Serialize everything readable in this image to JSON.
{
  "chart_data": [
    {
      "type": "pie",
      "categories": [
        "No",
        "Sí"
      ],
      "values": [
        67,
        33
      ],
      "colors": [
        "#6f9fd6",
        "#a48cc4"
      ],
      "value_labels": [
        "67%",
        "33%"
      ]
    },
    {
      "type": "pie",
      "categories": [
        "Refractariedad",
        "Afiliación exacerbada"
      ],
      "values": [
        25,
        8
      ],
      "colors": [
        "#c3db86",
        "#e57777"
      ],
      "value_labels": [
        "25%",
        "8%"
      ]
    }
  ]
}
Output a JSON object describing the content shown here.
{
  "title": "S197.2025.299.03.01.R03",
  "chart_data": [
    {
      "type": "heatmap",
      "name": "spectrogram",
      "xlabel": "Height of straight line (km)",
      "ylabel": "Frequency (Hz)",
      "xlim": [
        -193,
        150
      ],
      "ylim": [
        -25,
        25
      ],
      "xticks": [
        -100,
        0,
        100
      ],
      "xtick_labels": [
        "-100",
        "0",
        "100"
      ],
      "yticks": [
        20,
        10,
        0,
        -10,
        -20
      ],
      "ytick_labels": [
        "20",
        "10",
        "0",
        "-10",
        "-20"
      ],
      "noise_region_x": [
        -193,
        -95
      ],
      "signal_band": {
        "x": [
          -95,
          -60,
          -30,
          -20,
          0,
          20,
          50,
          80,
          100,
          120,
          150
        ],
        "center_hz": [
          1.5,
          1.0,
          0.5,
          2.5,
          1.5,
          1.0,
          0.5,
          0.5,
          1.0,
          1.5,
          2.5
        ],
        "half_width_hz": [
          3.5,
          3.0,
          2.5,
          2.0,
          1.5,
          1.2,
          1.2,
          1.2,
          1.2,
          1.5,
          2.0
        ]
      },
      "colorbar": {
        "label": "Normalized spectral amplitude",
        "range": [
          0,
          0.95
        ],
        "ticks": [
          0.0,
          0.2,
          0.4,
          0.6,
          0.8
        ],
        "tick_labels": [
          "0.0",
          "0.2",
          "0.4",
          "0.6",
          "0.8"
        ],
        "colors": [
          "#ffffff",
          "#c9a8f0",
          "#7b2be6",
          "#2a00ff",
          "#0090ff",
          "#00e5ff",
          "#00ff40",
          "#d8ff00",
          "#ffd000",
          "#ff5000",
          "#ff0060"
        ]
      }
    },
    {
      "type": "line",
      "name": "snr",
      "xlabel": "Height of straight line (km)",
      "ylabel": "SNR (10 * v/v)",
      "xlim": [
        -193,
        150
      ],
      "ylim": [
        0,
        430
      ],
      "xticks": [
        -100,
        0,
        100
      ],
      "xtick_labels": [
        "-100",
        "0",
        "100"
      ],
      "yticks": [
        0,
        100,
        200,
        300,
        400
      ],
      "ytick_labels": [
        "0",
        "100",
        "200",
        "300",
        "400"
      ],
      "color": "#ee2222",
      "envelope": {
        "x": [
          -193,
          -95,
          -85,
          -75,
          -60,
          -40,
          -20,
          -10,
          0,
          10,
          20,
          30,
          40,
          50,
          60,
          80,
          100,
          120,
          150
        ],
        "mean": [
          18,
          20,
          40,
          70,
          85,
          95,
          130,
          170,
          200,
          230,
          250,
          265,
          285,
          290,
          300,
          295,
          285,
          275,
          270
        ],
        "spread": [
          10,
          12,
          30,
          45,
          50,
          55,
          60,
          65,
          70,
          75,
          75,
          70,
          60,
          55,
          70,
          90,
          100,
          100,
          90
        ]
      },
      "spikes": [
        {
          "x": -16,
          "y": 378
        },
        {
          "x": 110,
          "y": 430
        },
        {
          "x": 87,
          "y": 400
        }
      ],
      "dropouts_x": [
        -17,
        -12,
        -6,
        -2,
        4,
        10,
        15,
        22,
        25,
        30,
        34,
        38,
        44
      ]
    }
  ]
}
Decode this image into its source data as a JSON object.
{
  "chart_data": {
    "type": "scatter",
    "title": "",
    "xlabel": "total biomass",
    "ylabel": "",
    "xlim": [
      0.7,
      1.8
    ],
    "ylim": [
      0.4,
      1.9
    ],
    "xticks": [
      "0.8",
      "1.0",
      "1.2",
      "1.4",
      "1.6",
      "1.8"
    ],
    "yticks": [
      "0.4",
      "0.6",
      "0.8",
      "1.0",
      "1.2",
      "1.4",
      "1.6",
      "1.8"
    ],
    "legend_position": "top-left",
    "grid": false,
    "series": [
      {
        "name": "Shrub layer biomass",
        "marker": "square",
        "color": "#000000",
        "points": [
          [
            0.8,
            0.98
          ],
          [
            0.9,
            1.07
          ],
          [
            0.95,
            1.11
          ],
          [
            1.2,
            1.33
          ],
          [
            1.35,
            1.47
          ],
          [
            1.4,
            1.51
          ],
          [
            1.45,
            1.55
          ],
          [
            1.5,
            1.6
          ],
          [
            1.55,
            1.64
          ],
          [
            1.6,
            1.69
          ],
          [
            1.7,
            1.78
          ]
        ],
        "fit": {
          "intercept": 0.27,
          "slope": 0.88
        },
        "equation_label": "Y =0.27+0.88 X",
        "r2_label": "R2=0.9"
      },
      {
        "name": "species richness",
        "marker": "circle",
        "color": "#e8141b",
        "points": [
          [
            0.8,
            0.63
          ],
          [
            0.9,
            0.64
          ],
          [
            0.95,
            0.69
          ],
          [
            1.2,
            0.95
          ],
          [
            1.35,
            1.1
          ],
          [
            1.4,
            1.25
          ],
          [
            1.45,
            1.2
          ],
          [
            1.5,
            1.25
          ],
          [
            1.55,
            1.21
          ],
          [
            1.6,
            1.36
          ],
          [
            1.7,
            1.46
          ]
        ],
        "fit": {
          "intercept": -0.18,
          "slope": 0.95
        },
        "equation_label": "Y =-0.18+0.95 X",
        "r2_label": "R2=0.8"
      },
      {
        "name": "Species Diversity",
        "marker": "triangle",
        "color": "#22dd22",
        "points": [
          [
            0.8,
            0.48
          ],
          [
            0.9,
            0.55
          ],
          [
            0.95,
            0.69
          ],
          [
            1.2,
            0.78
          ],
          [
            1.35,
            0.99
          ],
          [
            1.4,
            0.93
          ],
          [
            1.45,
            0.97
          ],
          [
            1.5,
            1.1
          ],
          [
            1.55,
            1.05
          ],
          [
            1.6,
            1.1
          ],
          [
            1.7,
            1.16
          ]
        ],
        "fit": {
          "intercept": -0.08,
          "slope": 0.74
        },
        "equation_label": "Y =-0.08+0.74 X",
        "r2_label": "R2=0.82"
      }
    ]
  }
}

* Short exercise *
In the entries above, count each line that holds "marker". Give the total and nothing else.

* Response below *
3